>> start Data for the task
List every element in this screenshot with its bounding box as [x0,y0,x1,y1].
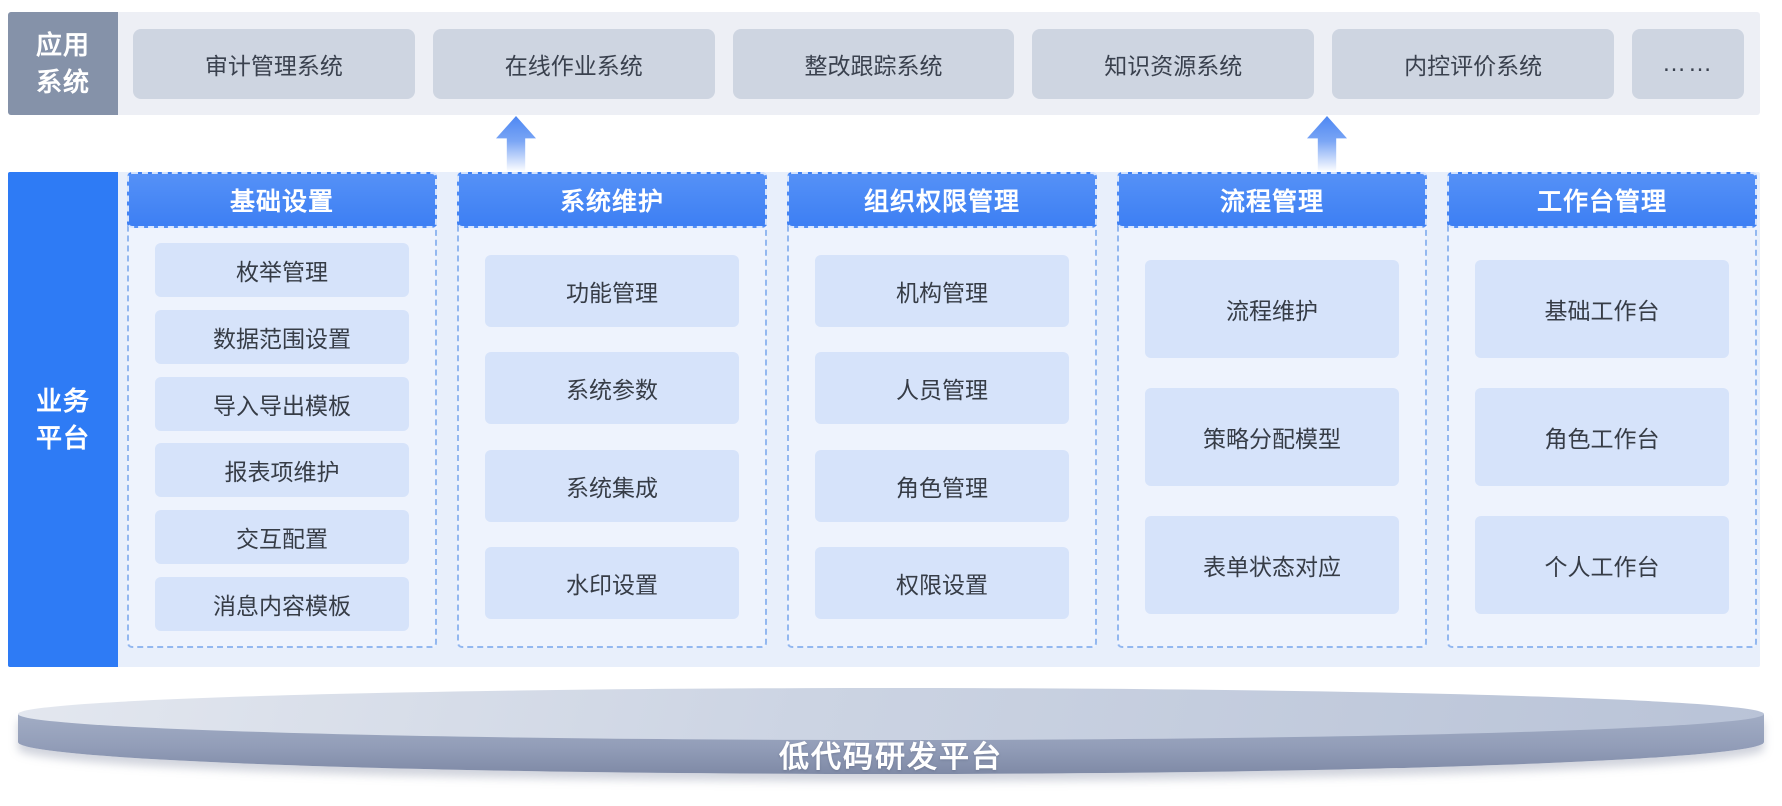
module-item: 导入导出模板 [155,376,409,431]
app-system-box: 知识资源系统 [1032,28,1315,99]
up-arrow-icon [496,116,536,172]
module-item: 数据范围设置 [155,309,409,364]
module-column: 组织权限管理机构管理人员管理角色管理权限设置 [787,172,1097,648]
band-label-line: 系统 [35,66,90,97]
up-arrow-icon [1307,116,1347,172]
module-item: 机构管理 [815,255,1069,328]
module-item: 系统参数 [485,352,739,425]
module-column-header: 流程管理 [1117,172,1427,228]
module-column: 基础设置枚举管理数据范围设置导入导出模板报表项维护交互配置消息内容模板 [127,172,437,648]
module-item: 个人工作台 [1475,516,1729,614]
band-label-line: 平台 [35,422,90,453]
module-item: 消息内容模板 [155,577,409,632]
module-item: 人员管理 [815,352,1069,425]
module-item-list: 枚举管理数据范围设置导入导出模板报表项维护交互配置消息内容模板 [129,228,435,646]
app-system-box: 在线作业系统 [432,28,715,99]
app-systems-band: 应用 系统 审计管理系统在线作业系统整改跟踪系统知识资源系统内控评价系统…… [8,12,1760,115]
platform-cylinder-top [18,688,1764,740]
module-column: 工作台管理基础工作台角色工作台个人工作台 [1447,172,1757,648]
module-item: 角色工作台 [1475,388,1729,486]
module-item: 枚举管理 [155,242,409,297]
app-system-box: 内控评价系统 [1332,28,1614,99]
module-item: 水印设置 [485,546,739,619]
module-column: 系统维护功能管理系统参数系统集成水印设置 [457,172,767,648]
module-column-header: 基础设置 [127,172,437,228]
business-platform-band-label: 业务 平台 [8,172,118,667]
module-item: 流程维护 [1145,260,1399,358]
platform-label: 低代码研发平台 [779,741,1003,774]
module-item: 系统集成 [485,449,739,522]
module-item-list: 功能管理系统参数系统集成水印设置 [459,228,765,646]
module-column: 流程管理流程维护策略分配模型表单状态对应 [1117,172,1427,648]
app-systems-band-label: 应用 系统 [8,12,118,115]
app-systems-list: 审计管理系统在线作业系统整改跟踪系统知识资源系统内控评价系统…… [118,12,1760,115]
module-item: 角色管理 [815,449,1069,522]
app-system-box: 整改跟踪系统 [732,28,1015,99]
band-label-line: 业务 [35,386,90,417]
low-code-platform: 低代码研发平台 [18,688,1764,798]
module-item: 策略分配模型 [1145,388,1399,486]
module-column-header: 工作台管理 [1447,172,1757,228]
module-item-list: 基础工作台角色工作台个人工作台 [1449,228,1755,646]
app-system-box: 审计管理系统 [133,28,415,99]
module-columns: 基础设置枚举管理数据范围设置导入导出模板报表项维护交互配置消息内容模板系统维护功… [118,172,1760,667]
module-item: 交互配置 [155,510,409,565]
module-item: 表单状态对应 [1145,516,1399,614]
module-item-list: 机构管理人员管理角色管理权限设置 [789,228,1095,646]
module-column-header: 组织权限管理 [787,172,1097,228]
module-item: 基础工作台 [1475,260,1729,358]
module-item: 报表项维护 [155,443,409,498]
module-item: 功能管理 [485,255,739,328]
business-platform-band: 业务 平台 基础设置枚举管理数据范围设置导入导出模板报表项维护交互配置消息内容模… [8,172,1760,667]
module-column-header: 系统维护 [457,172,767,228]
module-item: 权限设置 [815,546,1069,619]
module-item-list: 流程维护策略分配模型表单状态对应 [1119,228,1425,646]
more-systems-box: …… [1631,28,1744,99]
band-label-line: 应用 [35,30,90,61]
>> end Data for the task
Required work: How many lines of the data above contain the string "label"? Reply with the number only.

Written solution: 7